_Objective:_ Write out the records word for word, with no pictures.

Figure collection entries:
* * * * *
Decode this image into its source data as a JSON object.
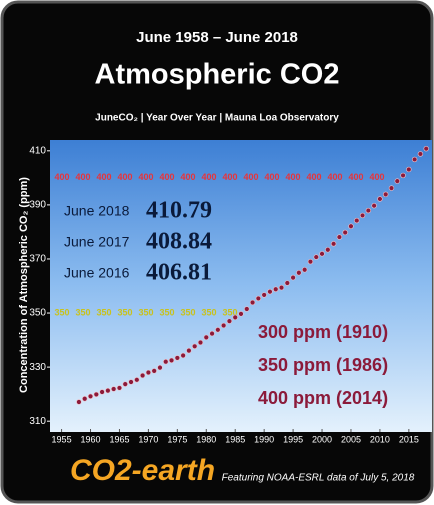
{
  "chart_data": {
    "type": "scatter",
    "header": "June 1958 – June 2018",
    "title": "Atmospheric CO2",
    "subtitle": "JuneCO₂ | Year Over Year | Mauna Loa Observatory",
    "y_label": "Concentration of Atmospheric CO₂ (ppm)",
    "x": [
      1958,
      1959,
      1960,
      1961,
      1962,
      1963,
      1964,
      1965,
      1966,
      1967,
      1968,
      1969,
      1970,
      1971,
      1972,
      1973,
      1974,
      1975,
      1976,
      1977,
      1978,
      1979,
      1980,
      1981,
      1982,
      1983,
      1984,
      1985,
      1986,
      1987,
      1988,
      1989,
      1990,
      1991,
      1992,
      1993,
      1994,
      1995,
      1996,
      1997,
      1998,
      1999,
      2000,
      2001,
      2002,
      2003,
      2004,
      2005,
      2006,
      2007,
      2008,
      2009,
      2010,
      2011,
      2012,
      2013,
      2014,
      2015,
      2016,
      2017,
      2018
    ],
    "series": [
      {
        "name": "June CO2",
        "color": "#8b1a3a",
        "values": [
          317.1,
          318.3,
          319.2,
          319.9,
          320.8,
          321.3,
          321.9,
          322.3,
          323.7,
          324.5,
          325.3,
          326.9,
          328.0,
          328.6,
          329.8,
          332.0,
          332.5,
          333.4,
          334.3,
          336.1,
          337.7,
          339.1,
          341.0,
          342.4,
          343.8,
          345.4,
          347.0,
          348.4,
          349.7,
          351.5,
          353.9,
          355.4,
          356.7,
          357.9,
          358.8,
          359.4,
          361.1,
          363.1,
          364.9,
          366.0,
          369.0,
          370.7,
          371.9,
          373.4,
          375.6,
          378.1,
          379.8,
          382.1,
          384.2,
          386.1,
          387.9,
          389.7,
          392.2,
          393.9,
          396.2,
          398.8,
          400.9,
          403.1,
          406.81,
          408.84,
          410.79
        ]
      }
    ],
    "xlim": [
      1953,
      2019
    ],
    "ylim": [
      306,
      414
    ],
    "xticks": [
      1955,
      1960,
      1965,
      1970,
      1975,
      1980,
      1985,
      1990,
      1995,
      2000,
      2005,
      2010,
      2015
    ],
    "yticks": [
      310,
      330,
      350,
      370,
      390,
      410
    ],
    "reference_lines": [
      {
        "value": 400,
        "label": "400",
        "color": "#e8343a"
      },
      {
        "value": 350,
        "label": "350",
        "color": "#c9c21c"
      }
    ],
    "readings": [
      {
        "label": "June 2018",
        "value": 410.79
      },
      {
        "label": "June 2017",
        "value": 408.84
      },
      {
        "label": "June 2016",
        "value": 406.81
      }
    ],
    "milestones": [
      "300 ppm (1910)",
      "350 ppm (1986)",
      "400 ppm (2014)"
    ],
    "logo": "CO2-earth",
    "footer": "Featuring NOAA-ESRL data of July 5, 2018"
  }
}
* * * * *
_Final result:_
Decode this image into its source data as a JSON object.
{
  "chart_data": {
    "type": "scatter",
    "header": "June 1958 – June 2018",
    "title": "Atmospheric CO2",
    "subtitle": "JuneCO₂ | Year Over Year | Mauna Loa Observatory",
    "y_label": "Concentration of Atmospheric CO₂ (ppm)",
    "x": [
      1958,
      1959,
      1960,
      1961,
      1962,
      1963,
      1964,
      1965,
      1966,
      1967,
      1968,
      1969,
      1970,
      1971,
      1972,
      1973,
      1974,
      1975,
      1976,
      1977,
      1978,
      1979,
      1980,
      1981,
      1982,
      1983,
      1984,
      1985,
      1986,
      1987,
      1988,
      1989,
      1990,
      1991,
      1992,
      1993,
      1994,
      1995,
      1996,
      1997,
      1998,
      1999,
      2000,
      2001,
      2002,
      2003,
      2004,
      2005,
      2006,
      2007,
      2008,
      2009,
      2010,
      2011,
      2012,
      2013,
      2014,
      2015,
      2016,
      2017,
      2018
    ],
    "series": [
      {
        "name": "June CO2",
        "color": "#8b1a3a",
        "values": [
          317.1,
          318.3,
          319.2,
          319.9,
          320.8,
          321.3,
          321.9,
          322.3,
          323.7,
          324.5,
          325.3,
          326.9,
          328.0,
          328.6,
          329.8,
          332.0,
          332.5,
          333.4,
          334.3,
          336.1,
          337.7,
          339.1,
          341.0,
          342.4,
          343.8,
          345.4,
          347.0,
          348.4,
          349.7,
          351.5,
          353.9,
          355.4,
          356.7,
          357.9,
          358.8,
          359.4,
          361.1,
          363.1,
          364.9,
          366.0,
          369.0,
          370.7,
          371.9,
          373.4,
          375.6,
          378.1,
          379.8,
          382.1,
          384.2,
          386.1,
          387.9,
          389.7,
          392.2,
          393.9,
          396.2,
          398.8,
          400.9,
          403.1,
          406.81,
          408.84,
          410.79
        ]
      }
    ],
    "xlim": [
      1953,
      2019
    ],
    "ylim": [
      306,
      414
    ],
    "xticks": [
      1955,
      1960,
      1965,
      1970,
      1975,
      1980,
      1985,
      1990,
      1995,
      2000,
      2005,
      2010,
      2015
    ],
    "yticks": [
      310,
      330,
      350,
      370,
      390,
      410
    ],
    "reference_lines": [
      {
        "value": 400,
        "label": "400",
        "color": "#e8343a"
      },
      {
        "value": 350,
        "label": "350",
        "color": "#c9c21c"
      }
    ],
    "readings": [
      {
        "label": "June 2018",
        "value": 410.79
      },
      {
        "label": "June 2017",
        "value": 408.84
      },
      {
        "label": "June 2016",
        "value": 406.81
      }
    ],
    "milestones": [
      "300 ppm (1910)",
      "350 ppm (1986)",
      "400 ppm (2014)"
    ],
    "logo": "CO2-earth",
    "footer": "Featuring NOAA-ESRL data of July 5, 2018"
  }
}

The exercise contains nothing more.